§ **Task prompt**:
Edit the entries from the start through the line containing "data-label-1: そう思わない 15件,8%", replacing "xyxy" with "bbox" and leaving everything else unchanged.

Items listed in a dataset

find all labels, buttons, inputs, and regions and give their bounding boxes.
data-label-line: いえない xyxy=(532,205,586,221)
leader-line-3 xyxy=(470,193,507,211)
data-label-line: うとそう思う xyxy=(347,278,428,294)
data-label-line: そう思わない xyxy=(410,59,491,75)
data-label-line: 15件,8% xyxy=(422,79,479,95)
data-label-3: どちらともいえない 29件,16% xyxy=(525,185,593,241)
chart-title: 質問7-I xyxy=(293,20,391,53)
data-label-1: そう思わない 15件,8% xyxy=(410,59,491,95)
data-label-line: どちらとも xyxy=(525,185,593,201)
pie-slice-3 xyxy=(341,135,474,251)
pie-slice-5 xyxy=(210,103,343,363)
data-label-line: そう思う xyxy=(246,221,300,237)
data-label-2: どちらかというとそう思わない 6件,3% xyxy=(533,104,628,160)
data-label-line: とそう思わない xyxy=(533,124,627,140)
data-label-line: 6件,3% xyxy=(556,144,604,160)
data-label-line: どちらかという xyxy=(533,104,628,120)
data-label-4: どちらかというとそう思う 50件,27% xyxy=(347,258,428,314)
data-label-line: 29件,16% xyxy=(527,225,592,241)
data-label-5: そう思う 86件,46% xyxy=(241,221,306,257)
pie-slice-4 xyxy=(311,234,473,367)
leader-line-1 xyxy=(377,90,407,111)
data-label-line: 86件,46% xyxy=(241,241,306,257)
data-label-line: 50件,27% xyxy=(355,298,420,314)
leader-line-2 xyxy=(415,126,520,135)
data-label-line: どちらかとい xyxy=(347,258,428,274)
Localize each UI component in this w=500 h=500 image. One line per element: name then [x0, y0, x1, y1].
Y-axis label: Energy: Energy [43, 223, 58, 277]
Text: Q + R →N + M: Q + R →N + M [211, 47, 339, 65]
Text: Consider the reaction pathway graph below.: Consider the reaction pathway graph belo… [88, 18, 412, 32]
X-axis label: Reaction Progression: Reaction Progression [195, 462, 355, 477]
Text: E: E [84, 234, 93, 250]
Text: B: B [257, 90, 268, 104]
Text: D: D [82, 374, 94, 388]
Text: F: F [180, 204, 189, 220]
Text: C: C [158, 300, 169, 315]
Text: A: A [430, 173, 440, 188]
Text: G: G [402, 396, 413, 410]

§ **Answer**:
find all labels, buttons, inputs, and regions and give their bounding boxes.
data-label-line: いえない bbox=(532,205,586,221)
leader-line-3 bbox=(470,193,507,211)
data-label-line: うとそう思う bbox=(347,278,428,294)
data-label-line: そう思わない bbox=(410,59,491,75)
data-label-line: 15件,8% bbox=(422,79,479,95)
data-label-3: どちらともいえない 29件,16% bbox=(525,185,593,241)
chart-title: 質問7-I bbox=(293,20,391,53)
data-label-1: そう思わない 15件,8% bbox=(410,59,491,95)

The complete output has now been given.